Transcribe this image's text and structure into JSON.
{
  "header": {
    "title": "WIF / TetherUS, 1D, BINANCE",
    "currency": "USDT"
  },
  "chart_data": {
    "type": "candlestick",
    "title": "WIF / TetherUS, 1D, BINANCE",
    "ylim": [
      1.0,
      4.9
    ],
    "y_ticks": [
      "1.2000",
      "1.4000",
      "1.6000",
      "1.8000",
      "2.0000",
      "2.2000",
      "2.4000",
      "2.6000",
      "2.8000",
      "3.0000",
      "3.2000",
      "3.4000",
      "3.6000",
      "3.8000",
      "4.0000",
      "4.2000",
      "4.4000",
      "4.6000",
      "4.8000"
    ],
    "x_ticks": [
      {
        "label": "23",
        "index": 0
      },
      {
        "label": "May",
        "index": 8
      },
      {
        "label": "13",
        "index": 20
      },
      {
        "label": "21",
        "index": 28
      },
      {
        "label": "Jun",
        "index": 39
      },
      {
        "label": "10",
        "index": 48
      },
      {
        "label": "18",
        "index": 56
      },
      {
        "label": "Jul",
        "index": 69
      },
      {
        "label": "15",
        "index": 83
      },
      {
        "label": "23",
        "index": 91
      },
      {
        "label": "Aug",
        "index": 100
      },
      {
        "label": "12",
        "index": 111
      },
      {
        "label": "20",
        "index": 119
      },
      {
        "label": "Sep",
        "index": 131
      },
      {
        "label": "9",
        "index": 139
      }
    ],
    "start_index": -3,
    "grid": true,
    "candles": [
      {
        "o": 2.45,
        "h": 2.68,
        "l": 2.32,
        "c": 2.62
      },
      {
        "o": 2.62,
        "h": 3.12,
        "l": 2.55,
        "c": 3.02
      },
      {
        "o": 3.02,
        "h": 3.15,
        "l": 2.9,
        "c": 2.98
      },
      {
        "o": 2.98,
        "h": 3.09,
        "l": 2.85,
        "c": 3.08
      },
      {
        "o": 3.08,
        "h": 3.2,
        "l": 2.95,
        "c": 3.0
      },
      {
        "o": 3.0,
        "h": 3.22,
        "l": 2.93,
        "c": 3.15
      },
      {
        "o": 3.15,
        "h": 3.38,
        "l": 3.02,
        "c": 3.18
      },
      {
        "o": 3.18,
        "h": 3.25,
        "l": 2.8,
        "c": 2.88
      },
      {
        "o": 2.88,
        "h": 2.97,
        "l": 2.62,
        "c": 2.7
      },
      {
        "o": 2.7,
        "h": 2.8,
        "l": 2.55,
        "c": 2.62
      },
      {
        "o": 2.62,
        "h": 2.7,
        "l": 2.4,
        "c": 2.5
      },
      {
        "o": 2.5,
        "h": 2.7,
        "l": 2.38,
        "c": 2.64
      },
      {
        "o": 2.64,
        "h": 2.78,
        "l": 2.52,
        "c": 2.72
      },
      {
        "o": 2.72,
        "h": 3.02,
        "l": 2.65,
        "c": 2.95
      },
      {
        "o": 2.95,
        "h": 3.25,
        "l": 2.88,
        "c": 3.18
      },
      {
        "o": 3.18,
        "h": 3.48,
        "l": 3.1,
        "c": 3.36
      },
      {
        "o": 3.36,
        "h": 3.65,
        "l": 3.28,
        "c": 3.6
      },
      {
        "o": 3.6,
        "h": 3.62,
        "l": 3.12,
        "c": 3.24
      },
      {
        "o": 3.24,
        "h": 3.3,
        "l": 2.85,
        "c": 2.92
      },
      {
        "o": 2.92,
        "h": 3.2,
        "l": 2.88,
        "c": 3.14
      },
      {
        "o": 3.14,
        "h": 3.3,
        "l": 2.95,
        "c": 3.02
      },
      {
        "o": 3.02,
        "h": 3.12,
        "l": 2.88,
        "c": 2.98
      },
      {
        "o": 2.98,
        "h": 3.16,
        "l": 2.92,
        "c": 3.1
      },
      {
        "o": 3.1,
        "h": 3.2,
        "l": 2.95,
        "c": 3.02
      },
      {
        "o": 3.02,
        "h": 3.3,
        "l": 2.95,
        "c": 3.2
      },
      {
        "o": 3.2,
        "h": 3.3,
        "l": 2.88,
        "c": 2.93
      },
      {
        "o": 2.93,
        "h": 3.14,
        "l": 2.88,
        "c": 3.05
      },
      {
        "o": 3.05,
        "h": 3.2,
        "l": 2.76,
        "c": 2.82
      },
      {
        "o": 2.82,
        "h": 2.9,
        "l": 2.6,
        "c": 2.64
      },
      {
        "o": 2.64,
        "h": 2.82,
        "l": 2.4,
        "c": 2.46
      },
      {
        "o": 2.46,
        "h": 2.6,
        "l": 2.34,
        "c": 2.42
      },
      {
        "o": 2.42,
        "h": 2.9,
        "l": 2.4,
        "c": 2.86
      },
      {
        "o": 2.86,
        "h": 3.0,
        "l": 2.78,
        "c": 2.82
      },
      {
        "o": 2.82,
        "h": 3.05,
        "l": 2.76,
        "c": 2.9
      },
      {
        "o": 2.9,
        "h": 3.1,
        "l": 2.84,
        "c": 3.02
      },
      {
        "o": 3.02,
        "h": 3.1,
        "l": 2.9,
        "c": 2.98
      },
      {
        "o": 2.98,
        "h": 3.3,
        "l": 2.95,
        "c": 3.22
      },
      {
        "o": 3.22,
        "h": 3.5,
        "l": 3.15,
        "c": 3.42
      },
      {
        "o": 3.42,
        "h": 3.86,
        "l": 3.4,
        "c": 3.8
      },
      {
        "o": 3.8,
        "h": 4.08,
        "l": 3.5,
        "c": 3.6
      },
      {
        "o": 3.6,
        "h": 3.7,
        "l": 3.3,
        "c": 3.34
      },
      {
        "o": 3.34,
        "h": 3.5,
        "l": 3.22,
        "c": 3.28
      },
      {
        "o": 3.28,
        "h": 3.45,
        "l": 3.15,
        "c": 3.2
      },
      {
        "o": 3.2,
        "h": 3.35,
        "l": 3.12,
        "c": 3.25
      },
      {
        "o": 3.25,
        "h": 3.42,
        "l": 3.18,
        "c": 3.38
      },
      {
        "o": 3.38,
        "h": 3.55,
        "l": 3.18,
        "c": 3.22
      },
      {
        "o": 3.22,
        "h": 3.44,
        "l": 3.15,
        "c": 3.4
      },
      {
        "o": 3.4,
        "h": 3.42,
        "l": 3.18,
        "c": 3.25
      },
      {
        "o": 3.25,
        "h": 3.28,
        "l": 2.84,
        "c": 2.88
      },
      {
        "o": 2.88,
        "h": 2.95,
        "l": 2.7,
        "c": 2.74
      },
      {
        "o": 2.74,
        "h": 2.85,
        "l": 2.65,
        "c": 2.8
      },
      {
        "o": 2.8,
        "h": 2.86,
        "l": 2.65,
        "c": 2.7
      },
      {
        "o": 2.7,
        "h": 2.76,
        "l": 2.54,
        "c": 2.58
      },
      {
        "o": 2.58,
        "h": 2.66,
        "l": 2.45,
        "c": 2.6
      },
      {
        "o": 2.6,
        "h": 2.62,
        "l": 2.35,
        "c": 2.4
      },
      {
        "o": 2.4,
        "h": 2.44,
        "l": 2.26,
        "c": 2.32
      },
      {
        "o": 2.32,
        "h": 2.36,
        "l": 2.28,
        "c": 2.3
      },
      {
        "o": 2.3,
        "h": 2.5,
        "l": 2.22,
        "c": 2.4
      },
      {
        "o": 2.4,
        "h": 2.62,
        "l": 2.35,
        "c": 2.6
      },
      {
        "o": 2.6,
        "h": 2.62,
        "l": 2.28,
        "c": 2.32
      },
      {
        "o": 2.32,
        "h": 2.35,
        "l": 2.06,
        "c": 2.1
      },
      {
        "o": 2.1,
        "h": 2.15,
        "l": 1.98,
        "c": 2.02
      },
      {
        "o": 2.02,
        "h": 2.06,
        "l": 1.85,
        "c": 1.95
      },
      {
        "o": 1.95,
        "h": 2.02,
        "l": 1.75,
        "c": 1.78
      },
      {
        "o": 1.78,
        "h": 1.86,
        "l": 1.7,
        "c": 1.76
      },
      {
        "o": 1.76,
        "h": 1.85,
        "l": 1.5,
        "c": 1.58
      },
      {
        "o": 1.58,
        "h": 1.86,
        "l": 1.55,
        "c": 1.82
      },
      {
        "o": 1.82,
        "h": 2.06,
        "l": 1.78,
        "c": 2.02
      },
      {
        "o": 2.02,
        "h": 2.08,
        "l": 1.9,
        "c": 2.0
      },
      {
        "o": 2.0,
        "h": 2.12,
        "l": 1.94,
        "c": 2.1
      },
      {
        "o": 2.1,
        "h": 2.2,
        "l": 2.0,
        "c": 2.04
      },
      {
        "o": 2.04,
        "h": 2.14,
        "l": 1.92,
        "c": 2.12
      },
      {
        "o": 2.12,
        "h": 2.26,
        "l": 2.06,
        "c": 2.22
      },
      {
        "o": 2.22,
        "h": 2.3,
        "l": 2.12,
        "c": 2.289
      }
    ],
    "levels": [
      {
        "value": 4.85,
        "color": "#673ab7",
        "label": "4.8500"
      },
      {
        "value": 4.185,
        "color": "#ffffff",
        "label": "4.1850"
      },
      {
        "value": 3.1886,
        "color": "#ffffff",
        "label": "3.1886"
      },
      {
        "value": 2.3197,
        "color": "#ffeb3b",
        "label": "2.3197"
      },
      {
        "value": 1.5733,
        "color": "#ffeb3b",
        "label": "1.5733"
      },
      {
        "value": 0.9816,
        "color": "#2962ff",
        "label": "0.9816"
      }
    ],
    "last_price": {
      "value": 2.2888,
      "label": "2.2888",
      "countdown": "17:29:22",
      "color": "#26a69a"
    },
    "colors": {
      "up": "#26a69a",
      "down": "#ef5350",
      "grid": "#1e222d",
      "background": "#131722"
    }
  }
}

Set task
State how many lines of the records above contain the word "value", and give only that number.

Finished task
7